▶ _SUPPLIED DATA_:
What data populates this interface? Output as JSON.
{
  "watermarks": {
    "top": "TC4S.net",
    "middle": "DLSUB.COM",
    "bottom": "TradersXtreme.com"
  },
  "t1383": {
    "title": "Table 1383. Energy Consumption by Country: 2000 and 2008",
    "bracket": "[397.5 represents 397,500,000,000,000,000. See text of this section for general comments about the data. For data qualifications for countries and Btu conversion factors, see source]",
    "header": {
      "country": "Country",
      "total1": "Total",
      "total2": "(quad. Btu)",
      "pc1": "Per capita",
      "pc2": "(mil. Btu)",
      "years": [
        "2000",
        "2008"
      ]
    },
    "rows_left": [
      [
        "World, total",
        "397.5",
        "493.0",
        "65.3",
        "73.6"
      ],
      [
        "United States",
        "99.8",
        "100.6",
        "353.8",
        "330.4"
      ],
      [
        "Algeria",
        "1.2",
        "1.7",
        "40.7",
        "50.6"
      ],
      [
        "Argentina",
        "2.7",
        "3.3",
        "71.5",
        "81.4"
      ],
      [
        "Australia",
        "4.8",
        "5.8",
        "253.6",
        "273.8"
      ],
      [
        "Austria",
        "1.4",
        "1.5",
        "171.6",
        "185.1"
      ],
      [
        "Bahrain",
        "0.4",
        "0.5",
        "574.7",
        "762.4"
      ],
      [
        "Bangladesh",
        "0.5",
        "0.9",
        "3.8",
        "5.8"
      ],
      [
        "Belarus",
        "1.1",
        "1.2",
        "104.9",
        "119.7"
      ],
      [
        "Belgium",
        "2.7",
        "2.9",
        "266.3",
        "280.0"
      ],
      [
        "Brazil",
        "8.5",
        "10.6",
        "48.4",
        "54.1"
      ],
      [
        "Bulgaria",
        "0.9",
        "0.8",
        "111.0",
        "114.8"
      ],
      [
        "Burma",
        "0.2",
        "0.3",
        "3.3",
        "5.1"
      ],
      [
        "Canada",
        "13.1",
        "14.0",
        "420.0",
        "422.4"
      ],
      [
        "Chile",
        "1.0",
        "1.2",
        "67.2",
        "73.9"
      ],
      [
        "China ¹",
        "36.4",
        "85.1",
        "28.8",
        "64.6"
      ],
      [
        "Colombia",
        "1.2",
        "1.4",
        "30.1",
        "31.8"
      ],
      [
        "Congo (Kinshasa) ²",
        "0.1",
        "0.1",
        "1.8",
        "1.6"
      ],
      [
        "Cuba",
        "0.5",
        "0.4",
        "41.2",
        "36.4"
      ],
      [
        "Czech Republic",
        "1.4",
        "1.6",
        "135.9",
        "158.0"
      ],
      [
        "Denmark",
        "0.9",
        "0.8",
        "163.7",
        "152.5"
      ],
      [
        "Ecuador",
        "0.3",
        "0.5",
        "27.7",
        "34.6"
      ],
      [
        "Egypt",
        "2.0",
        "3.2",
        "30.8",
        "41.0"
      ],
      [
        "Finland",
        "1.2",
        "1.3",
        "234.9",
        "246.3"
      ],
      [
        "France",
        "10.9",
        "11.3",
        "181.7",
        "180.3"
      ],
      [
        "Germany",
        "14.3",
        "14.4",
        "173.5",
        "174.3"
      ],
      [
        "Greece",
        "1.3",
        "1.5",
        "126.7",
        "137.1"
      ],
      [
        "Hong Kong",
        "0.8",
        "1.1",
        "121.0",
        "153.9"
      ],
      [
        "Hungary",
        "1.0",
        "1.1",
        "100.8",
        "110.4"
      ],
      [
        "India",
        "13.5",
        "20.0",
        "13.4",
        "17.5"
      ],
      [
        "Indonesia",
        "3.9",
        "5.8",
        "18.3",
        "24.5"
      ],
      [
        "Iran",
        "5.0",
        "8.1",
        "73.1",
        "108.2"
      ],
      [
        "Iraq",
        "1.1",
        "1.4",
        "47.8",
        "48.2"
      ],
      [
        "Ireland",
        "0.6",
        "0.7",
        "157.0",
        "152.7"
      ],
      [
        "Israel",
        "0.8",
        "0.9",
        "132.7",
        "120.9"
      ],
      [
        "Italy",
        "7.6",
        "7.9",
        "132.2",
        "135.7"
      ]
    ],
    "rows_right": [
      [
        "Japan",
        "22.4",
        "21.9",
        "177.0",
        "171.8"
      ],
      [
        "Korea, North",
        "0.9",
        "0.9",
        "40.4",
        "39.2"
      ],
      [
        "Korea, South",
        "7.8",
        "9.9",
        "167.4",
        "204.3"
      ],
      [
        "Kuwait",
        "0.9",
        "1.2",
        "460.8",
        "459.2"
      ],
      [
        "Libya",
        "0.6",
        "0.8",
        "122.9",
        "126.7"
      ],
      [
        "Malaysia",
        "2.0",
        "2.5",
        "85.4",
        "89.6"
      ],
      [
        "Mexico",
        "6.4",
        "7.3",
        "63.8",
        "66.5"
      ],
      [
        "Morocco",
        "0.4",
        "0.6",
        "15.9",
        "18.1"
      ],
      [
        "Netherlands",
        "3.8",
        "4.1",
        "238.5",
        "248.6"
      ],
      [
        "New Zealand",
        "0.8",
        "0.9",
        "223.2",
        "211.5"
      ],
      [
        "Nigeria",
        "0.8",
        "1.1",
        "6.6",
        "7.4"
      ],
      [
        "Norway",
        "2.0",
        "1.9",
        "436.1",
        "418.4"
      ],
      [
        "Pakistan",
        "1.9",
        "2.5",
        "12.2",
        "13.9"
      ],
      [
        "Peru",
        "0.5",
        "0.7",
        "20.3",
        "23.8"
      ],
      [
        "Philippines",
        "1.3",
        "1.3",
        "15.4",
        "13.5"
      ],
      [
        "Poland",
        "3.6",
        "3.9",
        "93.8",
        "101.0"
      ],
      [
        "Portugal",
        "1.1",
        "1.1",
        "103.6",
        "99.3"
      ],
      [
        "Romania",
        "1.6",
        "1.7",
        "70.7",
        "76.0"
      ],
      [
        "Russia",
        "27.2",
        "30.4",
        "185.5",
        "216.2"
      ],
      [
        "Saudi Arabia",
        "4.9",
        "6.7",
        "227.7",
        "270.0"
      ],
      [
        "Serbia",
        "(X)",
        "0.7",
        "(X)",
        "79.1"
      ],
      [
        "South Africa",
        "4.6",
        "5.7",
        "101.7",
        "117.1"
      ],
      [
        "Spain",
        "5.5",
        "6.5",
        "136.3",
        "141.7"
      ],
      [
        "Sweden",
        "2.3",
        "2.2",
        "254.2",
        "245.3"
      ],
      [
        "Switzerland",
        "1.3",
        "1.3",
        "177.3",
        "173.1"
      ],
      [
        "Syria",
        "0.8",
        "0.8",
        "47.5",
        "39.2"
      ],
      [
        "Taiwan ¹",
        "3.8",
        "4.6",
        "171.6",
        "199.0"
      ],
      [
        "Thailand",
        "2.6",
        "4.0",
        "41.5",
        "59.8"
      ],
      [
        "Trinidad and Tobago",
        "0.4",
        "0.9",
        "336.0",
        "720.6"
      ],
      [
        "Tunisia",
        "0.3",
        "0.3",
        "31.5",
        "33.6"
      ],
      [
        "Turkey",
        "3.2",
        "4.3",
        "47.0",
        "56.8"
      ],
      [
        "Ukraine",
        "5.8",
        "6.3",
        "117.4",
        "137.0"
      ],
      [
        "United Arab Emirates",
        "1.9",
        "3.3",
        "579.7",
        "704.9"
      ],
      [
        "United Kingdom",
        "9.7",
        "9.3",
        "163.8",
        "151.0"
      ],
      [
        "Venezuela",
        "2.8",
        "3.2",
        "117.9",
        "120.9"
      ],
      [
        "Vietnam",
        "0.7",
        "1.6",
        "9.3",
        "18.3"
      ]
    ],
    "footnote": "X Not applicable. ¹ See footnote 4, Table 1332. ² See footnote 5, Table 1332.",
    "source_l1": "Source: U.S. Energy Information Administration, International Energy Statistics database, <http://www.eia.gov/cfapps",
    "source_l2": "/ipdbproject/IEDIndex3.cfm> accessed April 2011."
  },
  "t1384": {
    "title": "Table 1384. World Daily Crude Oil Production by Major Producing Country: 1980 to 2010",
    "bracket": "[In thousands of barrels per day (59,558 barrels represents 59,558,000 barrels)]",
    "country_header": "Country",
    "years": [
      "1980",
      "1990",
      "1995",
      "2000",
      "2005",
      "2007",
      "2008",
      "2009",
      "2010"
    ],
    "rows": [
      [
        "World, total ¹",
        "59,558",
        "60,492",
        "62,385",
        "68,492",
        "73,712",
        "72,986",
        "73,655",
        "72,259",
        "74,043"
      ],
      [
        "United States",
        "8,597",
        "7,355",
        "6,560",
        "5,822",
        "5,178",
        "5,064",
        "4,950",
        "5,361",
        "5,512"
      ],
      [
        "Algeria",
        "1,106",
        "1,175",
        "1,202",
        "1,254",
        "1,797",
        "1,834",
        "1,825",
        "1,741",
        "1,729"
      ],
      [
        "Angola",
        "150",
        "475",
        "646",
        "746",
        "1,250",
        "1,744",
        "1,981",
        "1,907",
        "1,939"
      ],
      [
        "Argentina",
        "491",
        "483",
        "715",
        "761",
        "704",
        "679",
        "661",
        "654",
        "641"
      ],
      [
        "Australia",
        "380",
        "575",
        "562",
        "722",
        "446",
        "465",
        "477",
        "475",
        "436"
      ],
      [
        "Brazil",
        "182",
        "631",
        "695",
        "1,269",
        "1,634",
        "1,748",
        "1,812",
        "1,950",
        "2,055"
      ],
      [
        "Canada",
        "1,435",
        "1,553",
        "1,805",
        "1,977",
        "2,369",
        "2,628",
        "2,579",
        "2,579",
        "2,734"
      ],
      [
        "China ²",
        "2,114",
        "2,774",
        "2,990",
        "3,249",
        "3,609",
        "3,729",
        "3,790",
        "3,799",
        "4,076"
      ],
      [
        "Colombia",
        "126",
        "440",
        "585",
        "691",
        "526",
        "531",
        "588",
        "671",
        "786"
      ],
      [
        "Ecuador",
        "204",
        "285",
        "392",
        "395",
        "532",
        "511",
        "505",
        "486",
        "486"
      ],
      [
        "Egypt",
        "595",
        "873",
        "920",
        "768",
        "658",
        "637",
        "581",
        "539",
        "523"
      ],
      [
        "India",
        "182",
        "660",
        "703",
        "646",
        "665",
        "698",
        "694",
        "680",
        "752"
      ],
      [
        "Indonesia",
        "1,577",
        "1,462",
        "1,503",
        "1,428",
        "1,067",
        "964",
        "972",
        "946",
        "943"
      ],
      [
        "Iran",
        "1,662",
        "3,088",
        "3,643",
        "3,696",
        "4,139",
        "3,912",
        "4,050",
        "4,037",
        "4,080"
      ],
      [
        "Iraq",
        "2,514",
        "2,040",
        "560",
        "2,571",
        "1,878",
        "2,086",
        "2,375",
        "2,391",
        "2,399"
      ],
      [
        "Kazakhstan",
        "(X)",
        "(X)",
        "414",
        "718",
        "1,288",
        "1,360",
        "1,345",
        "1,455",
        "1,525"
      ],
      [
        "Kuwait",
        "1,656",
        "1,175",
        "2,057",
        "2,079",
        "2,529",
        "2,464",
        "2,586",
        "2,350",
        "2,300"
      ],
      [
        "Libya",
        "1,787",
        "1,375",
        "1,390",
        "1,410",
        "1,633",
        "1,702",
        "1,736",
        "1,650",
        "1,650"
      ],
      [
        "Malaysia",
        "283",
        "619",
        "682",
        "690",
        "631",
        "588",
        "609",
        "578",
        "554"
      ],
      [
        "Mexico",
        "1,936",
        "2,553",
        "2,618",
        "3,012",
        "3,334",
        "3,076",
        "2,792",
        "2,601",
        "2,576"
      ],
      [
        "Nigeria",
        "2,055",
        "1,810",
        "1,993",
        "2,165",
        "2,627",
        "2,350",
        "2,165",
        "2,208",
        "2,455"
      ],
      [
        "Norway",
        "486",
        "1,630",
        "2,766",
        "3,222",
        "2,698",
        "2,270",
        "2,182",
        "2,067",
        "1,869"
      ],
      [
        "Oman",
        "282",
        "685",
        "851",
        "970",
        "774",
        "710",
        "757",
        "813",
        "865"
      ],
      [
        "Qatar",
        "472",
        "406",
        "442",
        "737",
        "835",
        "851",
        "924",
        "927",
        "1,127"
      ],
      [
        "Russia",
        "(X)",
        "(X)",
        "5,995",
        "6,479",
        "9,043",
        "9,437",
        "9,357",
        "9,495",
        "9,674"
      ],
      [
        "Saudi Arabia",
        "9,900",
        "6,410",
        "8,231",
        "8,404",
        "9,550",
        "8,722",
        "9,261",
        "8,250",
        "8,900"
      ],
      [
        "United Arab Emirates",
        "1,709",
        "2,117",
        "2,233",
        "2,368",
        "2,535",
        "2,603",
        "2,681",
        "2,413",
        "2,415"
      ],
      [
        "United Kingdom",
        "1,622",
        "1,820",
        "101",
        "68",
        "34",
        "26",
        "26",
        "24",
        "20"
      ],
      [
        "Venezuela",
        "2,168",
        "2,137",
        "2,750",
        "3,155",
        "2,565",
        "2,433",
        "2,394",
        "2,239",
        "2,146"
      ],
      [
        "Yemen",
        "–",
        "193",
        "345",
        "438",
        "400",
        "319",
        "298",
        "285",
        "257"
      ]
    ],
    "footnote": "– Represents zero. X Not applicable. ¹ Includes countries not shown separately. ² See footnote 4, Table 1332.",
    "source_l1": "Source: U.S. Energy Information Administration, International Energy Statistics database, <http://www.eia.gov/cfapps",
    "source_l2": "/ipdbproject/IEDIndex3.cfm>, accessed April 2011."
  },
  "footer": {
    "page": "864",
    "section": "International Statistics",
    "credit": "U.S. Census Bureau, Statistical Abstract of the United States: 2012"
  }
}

▶ _EXERCISE TASK_: Search the lines for the string "April" and copy every line that has it.

▶ _CORRECT OUTPUT_:
    "source_l2": "/ipdbproject/IEDIndex3.cfm> accessed April 2011."
    "source_l2": "/ipdbproject/IEDIndex3.cfm>, accessed April 2011."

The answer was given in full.